Problem requirements
Search the records for the word "Disease". Copy every line where it appears.

● ● ● ● ● ● ●

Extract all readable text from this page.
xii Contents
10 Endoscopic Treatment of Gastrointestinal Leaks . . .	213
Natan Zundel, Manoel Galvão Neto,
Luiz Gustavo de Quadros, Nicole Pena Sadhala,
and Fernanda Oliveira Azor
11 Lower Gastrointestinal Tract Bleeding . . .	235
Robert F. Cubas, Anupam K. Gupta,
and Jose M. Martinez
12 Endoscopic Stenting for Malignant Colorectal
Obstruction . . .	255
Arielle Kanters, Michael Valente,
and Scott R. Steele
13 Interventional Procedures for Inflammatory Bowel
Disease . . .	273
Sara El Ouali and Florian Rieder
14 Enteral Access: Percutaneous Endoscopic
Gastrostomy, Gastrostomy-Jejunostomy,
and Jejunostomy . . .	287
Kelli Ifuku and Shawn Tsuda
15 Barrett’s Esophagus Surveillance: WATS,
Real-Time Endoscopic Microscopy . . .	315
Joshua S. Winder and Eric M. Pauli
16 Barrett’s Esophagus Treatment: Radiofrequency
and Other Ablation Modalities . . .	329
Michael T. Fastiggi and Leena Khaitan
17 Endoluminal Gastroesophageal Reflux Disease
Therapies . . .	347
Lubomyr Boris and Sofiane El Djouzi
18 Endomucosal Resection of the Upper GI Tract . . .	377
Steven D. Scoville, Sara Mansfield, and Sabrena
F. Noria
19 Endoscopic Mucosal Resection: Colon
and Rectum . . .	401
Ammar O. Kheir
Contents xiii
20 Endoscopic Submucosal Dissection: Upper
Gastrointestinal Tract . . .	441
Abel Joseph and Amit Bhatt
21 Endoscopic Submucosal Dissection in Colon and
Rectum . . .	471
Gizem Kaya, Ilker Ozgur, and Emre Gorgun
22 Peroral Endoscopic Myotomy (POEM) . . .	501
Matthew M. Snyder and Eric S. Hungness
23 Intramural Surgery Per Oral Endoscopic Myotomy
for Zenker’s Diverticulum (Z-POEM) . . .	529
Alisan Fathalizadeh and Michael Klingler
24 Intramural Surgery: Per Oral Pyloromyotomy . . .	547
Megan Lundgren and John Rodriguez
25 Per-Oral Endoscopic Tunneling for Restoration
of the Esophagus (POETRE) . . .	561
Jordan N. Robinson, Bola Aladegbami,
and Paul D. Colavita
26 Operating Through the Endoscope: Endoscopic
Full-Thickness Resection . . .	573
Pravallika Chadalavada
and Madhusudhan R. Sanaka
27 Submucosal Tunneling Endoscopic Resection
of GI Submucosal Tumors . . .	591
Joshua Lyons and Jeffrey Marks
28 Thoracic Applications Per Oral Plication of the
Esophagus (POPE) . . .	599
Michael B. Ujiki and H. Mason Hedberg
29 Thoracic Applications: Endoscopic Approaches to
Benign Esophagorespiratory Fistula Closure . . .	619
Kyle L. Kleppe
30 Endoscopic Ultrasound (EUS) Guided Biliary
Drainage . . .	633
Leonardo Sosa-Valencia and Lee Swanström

● ● ● ● ● ● ●

Task output
Disease . . .	273
17 Endoluminal Gastroesophageal Reflux Disease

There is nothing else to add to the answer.